BRIEF: The answer must be the full listing, restated word for word.

─── EXERCISE DATA

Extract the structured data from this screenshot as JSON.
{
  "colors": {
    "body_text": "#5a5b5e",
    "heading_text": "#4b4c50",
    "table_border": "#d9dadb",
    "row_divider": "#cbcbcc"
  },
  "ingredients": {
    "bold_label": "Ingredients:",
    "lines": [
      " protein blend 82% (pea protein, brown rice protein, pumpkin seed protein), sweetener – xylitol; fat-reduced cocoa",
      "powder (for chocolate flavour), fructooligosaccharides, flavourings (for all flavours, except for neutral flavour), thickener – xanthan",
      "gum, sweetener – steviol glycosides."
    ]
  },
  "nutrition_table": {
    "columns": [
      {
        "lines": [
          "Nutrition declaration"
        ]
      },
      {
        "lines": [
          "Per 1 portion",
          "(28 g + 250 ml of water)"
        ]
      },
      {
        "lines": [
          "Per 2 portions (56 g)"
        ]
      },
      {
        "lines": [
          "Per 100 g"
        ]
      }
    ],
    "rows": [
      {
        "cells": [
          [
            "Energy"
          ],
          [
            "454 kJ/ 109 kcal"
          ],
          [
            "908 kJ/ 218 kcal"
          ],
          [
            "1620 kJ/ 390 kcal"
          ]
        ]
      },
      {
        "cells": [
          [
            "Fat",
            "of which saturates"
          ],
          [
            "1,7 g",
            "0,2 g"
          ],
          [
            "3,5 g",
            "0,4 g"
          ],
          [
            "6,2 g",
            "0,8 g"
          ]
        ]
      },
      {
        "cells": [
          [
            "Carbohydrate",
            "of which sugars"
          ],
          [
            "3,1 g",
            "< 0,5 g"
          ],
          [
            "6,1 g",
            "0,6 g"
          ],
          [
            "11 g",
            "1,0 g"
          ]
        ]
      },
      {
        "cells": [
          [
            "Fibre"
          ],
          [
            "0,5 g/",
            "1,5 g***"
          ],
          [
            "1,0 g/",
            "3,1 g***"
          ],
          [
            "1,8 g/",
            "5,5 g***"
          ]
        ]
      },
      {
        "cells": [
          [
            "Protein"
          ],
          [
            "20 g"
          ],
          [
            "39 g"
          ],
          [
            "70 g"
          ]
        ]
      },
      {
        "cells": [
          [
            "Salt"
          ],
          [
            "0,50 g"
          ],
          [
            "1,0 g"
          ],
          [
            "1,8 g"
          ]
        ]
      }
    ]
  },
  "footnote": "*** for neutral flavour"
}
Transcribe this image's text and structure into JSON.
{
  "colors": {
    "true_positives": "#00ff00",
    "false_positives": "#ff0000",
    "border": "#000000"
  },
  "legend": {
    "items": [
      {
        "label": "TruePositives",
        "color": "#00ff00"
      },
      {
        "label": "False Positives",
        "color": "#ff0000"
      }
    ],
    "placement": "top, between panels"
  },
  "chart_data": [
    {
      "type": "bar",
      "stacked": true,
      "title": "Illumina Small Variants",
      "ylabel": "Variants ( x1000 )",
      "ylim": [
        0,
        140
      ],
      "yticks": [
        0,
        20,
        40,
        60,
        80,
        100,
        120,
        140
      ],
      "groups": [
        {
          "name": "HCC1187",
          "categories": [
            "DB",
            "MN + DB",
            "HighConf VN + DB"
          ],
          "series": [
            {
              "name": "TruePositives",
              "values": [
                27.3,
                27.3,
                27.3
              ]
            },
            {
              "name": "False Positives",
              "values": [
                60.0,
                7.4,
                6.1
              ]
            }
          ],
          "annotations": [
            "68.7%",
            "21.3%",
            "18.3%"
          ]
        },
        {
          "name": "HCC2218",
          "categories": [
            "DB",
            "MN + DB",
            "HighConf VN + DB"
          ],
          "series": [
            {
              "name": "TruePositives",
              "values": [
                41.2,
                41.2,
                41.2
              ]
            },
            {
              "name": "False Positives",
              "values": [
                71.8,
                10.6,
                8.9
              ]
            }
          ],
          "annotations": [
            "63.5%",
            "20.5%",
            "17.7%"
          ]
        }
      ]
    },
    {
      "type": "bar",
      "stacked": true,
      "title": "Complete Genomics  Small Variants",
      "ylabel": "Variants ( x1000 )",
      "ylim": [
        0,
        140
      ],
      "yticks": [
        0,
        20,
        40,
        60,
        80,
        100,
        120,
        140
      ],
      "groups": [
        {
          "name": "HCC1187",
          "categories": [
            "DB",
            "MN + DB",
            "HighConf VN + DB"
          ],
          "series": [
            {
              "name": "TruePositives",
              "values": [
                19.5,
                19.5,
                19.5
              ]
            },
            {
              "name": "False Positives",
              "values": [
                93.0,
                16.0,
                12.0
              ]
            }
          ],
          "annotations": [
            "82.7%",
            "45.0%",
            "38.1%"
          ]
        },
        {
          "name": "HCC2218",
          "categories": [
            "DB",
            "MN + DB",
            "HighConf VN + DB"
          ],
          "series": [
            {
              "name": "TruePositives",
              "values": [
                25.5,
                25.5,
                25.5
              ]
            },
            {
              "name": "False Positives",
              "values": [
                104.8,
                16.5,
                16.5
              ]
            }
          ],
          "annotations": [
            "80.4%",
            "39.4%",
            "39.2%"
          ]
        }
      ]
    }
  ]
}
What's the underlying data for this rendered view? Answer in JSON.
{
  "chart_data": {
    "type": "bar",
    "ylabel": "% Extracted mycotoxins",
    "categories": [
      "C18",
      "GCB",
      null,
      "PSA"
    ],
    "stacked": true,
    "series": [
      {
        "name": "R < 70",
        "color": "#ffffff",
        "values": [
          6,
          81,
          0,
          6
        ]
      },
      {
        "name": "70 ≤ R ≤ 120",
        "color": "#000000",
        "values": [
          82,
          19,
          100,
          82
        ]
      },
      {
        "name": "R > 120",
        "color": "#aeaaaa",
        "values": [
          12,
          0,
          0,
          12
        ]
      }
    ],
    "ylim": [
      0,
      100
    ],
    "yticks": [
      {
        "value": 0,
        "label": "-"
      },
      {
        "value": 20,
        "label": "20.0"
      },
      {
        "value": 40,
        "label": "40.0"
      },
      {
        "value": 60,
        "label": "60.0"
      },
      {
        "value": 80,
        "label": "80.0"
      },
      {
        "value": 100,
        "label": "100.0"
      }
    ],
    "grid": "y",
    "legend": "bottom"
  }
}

──────

ANSWER AREA:
Extract the structured data from this screenshot as JSON.
{
  "colors": {
    "body_text": "#5a5b5e",
    "heading_text": "#4b4c50",
    "table_border": "#d9dadb",
    "row_divider": "#cbcbcc"
  },
  "ingredients": {
    "bold_label": "Ingredients:",
    "lines": [
      " protein blend 82% (pea protein, brown rice protein, pumpkin seed protein), sweetener – xylitol; fat-reduced cocoa",
      "powder (for chocolate flavour), fructooligosaccharides, flavourings (for all flavours, except for neutral flavour), thickener – xanthan",
      "gum, sweetener – steviol glycosides."
    ]
  },
  "nutrition_table": {
    "columns": [
      {
        "lines": [
          "Nutrition declaration"
        ]
      },
      {
        "lines": [
          "Per 1 portion",
          "(28 g + 250 ml of water)"
        ]
      },
      {
        "lines": [
          "Per 2 portions (56 g)"
        ]
      },
      {
        "lines": [
          "Per 100 g"
        ]
      }
    ],
    "rows": [
      {
        "cells": [
          [
            "Energy"
          ],
          [
            "454 kJ/ 109 kcal"
          ],
          [
            "908 kJ/ 218 kcal"
          ],
          [
            "1620 kJ/ 390 kcal"
          ]
        ]
      },
      {
        "cells": [
          [
            "Fat",
            "of which saturates"
          ],
          [
            "1,7 g",
            "0,2 g"
          ],
          [
            "3,5 g",
            "0,4 g"
          ],
          [
            "6,2 g",
            "0,8 g"
          ]
        ]
      },
      {
        "cells": [
          [
            "Carbohydrate",
            "of which sugars"
          ],
          [
            "3,1 g",
            "< 0,5 g"
          ],
          [
            "6,1 g",
            "0,6 g"
          ],
          [
            "11 g",
            "1,0 g"
          ]
        ]
      },
      {
        "cells": [
          [
            "Fibre"
          ],
          [
            "0,5 g/",
            "1,5 g***"
          ],
          [
            "1,0 g/",
            "3,1 g***"
          ],
          [
            "1,8 g/",
            "5,5 g***"
          ]
        ]
      },
      {
        "cells": [
          [
            "Protein"
          ],
          [
            "20 g"
          ],
          [
            "39 g"
          ],
          [
            "70 g"
          ]
        ]
      },
      {
        "cells": [
          [
            "Salt"
          ],
          [
            "0,50 g"
          ],
          [
            "1,0 g"
          ],
          [
            "1,8 g"
          ]
        ]
      }
    ]
  },
  "footnote": "*** for neutral flavour"
}
Transcribe this image's text and structure into JSON.
{
  "colors": {
    "true_positives": "#00ff00",
    "false_positives": "#ff0000",
    "border": "#000000"
  },
  "legend": {
    "items": [
      {
        "label": "TruePositives",
        "color": "#00ff00"
      },
      {
        "label": "False Positives",
        "color": "#ff0000"
      }
    ],
    "placement": "top, between panels"
  },
  "chart_data": [
    {
      "type": "bar",
      "stacked": true,
      "title": "Illumina Small Variants",
      "ylabel": "Variants ( x1000 )",
      "ylim": [
        0,
        140
      ],
      "yticks": [
        0,
        20,
        40,
        60,
        80,
        100,
        120,
        140
      ],
      "groups": [
        {
          "name": "HCC1187",
          "categories": [
            "DB",
            "MN + DB",
            "HighConf VN + DB"
          ],
          "series": [
            {
              "name": "TruePositives",
              "values": [
                27.3,
                27.3,
                27.3
              ]
            },
            {
              "name": "False Positives",
              "values": [
                60.0,
                7.4,
                6.1
              ]
            }
          ],
          "annotations": [
            "68.7%",
            "21.3%",
            "18.3%"
          ]
        },
        {
          "name": "HCC2218",
          "categories": [
            "DB",
            "MN + DB",
            "HighConf VN + DB"
          ],
          "series": [
            {
              "name": "TruePositives",
              "values": [
                41.2,
                41.2,
                41.2
              ]
            },
            {
              "name": "False Positives",
              "values": [
                71.8,
                10.6,
                8.9
              ]
            }
          ],
          "annotations": [
            "63.5%",
            "20.5%",
            "17.7%"
          ]
        }
      ]
    },
    {
      "type": "bar",
      "stacked": true,
      "title": "Complete Genomics  Small Variants",
      "ylabel": "Variants ( x1000 )",
      "ylim": [
        0,
        140
      ],
      "yticks": [
        0,
        20,
        40,
        60,
        80,
        100,
        120,
        140
      ],
      "groups": [
        {
          "name": "HCC1187",
          "categories": [
            "DB",
            "MN + DB",
            "HighConf VN + DB"
          ],
          "series": [
            {
              "name": "TruePositives",
              "values": [
                19.5,
                19.5,
                19.5
              ]
            },
            {
              "name": "False Positives",
              "values": [
                93.0,
                16.0,
                12.0
              ]
            }
          ],
          "annotations": [
            "82.7%",
            "45.0%",
            "38.1%"
          ]
        },
        {
          "name": "HCC2218",
          "categories": [
            "DB",
            "MN + DB",
            "HighConf VN + DB"
          ],
          "series": [
            {
              "name": "TruePositives",
              "values": [
                25.5,
                25.5,
                25.5
              ]
            },
            {
              "name": "False Positives",
              "values": [
                104.8,
                16.5,
                16.5
              ]
            }
          ],
          "annotations": [
            "80.4%",
            "39.4%",
            "39.2%"
          ]
        }
      ]
    }
  ]
}
What's the underlying data for this rendered view? Answer in JSON.
{
  "chart_data": {
    "type": "bar",
    "ylabel": "% Extracted mycotoxins",
    "categories": [
      "C18",
      "GCB",
      null,
      "PSA"
    ],
    "stacked": true,
    "series": [
      {
        "name": "R < 70",
        "color": "#ffffff",
        "values": [
          6,
          81,
          0,
          6
        ]
      },
      {
        "name": "70 ≤ R ≤ 120",
        "color": "#000000",
        "values": [
          82,
          19,
          100,
          82
        ]
      },
      {
        "name": "R > 120",
        "color": "#aeaaaa",
        "values": [
          12,
          0,
          0,
          12
        ]
      }
    ],
    "ylim": [
      0,
      100
    ],
    "yticks": [
      {
        "value": 0,
        "label": "-"
      },
      {
        "value": 20,
        "label": "20.0"
      },
      {
        "value": 40,
        "label": "40.0"
      },
      {
        "value": 60,
        "label": "60.0"
      },
      {
        "value": 80,
        "label": "80.0"
      },
      {
        "value": 100,
        "label": "100.0"
      }
    ],
    "grid": "y",
    "legend": "bottom"
  }
}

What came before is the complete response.